(Stored records)
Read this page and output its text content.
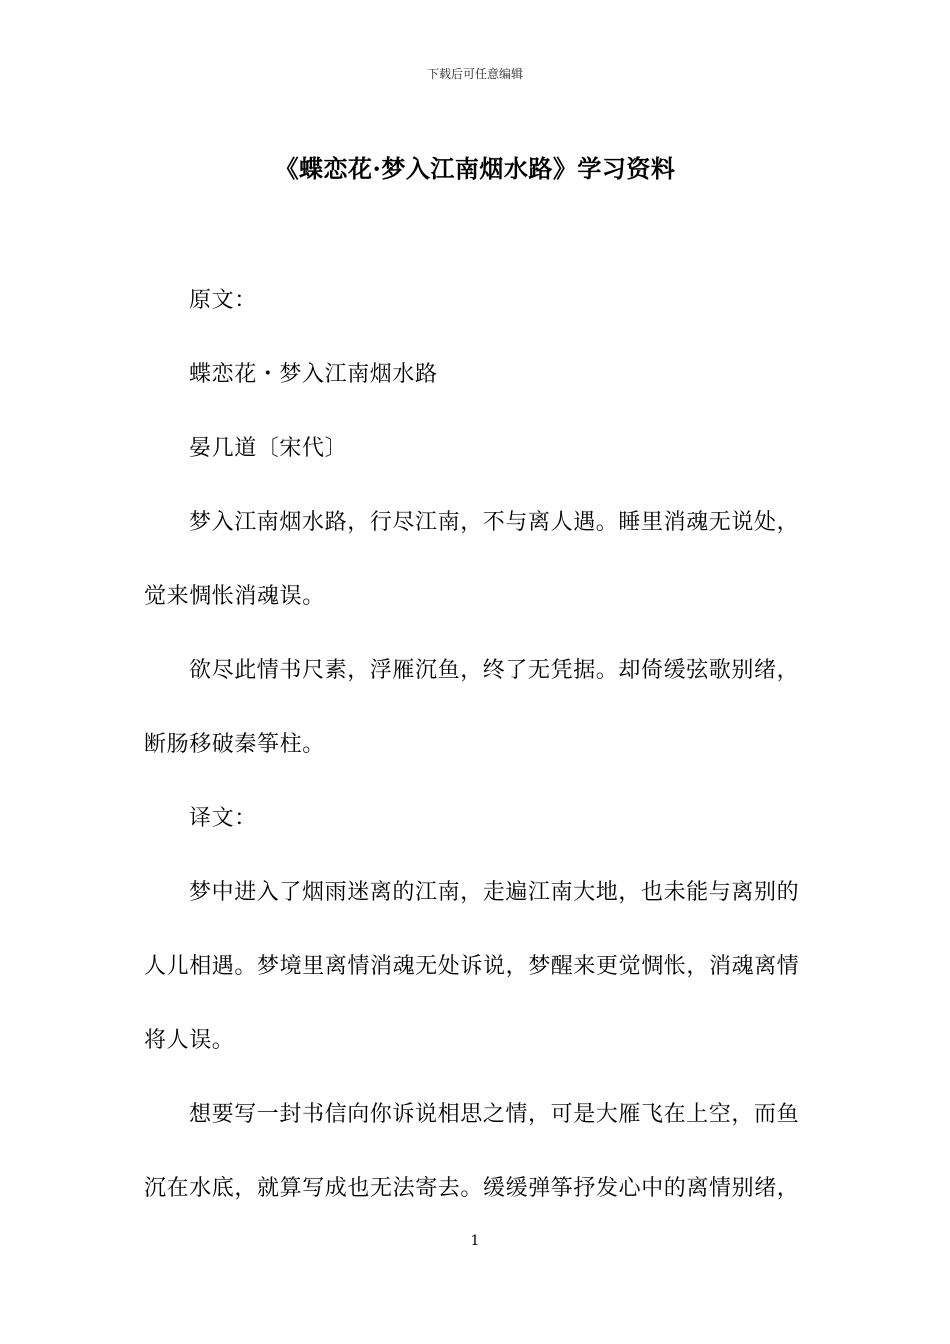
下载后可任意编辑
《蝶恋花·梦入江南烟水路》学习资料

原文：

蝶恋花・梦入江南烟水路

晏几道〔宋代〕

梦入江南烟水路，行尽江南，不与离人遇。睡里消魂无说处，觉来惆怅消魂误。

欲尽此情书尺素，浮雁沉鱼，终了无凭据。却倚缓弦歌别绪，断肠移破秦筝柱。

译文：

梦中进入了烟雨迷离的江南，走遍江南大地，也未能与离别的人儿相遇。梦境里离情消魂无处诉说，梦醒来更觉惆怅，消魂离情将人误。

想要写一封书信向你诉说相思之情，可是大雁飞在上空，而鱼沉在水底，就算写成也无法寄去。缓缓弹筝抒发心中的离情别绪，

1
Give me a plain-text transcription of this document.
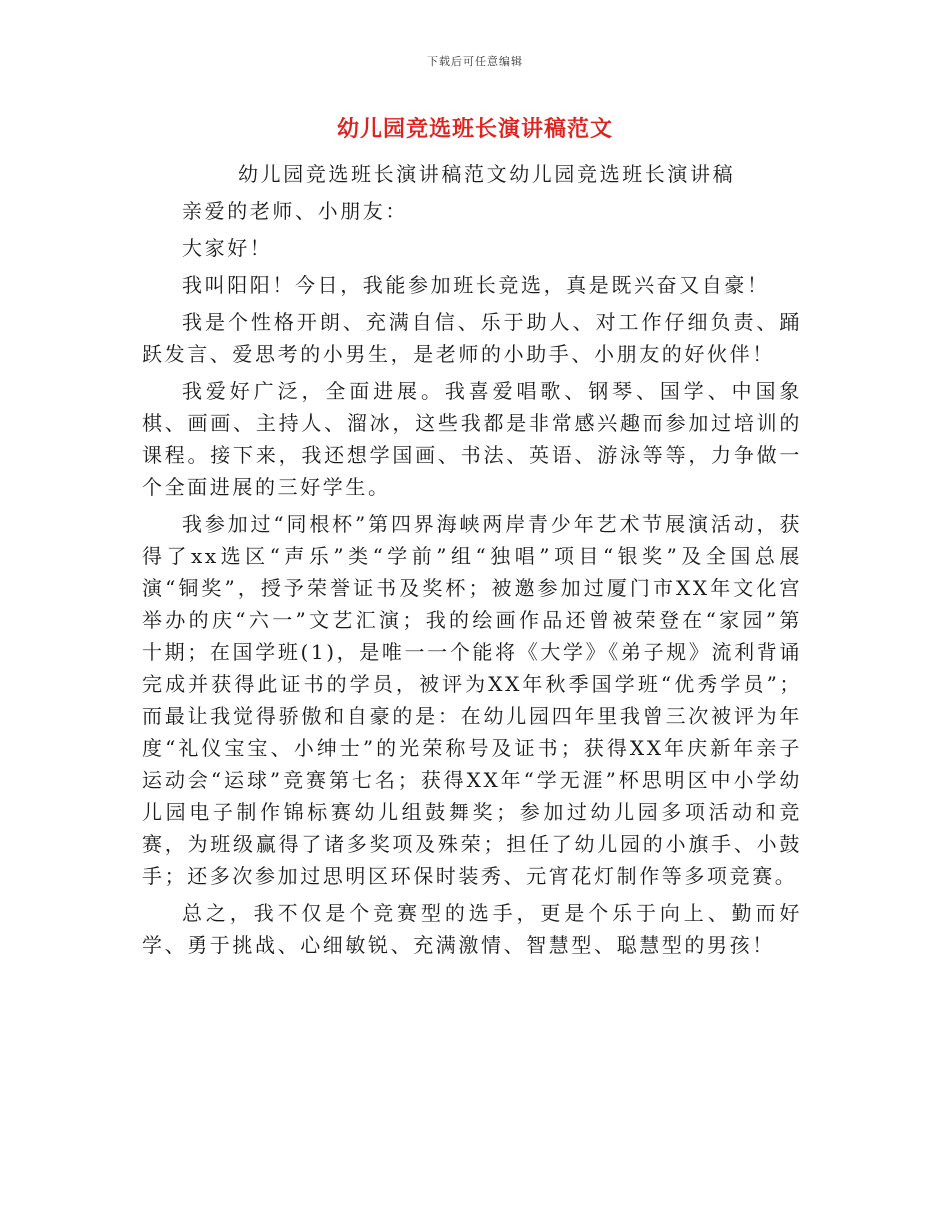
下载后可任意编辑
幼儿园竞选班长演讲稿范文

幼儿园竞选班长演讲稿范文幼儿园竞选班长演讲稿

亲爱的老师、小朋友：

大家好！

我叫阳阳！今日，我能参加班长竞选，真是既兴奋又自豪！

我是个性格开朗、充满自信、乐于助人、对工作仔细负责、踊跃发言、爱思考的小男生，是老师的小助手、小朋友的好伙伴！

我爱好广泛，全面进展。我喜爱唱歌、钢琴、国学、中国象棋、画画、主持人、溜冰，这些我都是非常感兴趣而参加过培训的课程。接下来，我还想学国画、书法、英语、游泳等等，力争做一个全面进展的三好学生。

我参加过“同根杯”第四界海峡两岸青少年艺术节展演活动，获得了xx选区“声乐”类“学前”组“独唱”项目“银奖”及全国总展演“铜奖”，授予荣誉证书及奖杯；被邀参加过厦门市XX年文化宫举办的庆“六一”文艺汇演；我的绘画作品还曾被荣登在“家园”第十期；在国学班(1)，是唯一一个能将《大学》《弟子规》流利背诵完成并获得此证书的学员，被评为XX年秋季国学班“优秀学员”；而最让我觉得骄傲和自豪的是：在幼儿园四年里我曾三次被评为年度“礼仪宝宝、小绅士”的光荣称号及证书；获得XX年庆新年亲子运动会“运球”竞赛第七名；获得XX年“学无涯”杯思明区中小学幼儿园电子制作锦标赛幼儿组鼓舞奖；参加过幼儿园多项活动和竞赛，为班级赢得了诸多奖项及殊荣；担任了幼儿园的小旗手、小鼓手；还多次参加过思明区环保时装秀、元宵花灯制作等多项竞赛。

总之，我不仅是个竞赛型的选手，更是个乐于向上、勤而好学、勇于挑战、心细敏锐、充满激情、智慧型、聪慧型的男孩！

The exercise
Collect every line with the string "this" from the records, and copy each.

The response
Read this page and output its text content.
Give me a plain-text transcription of this document.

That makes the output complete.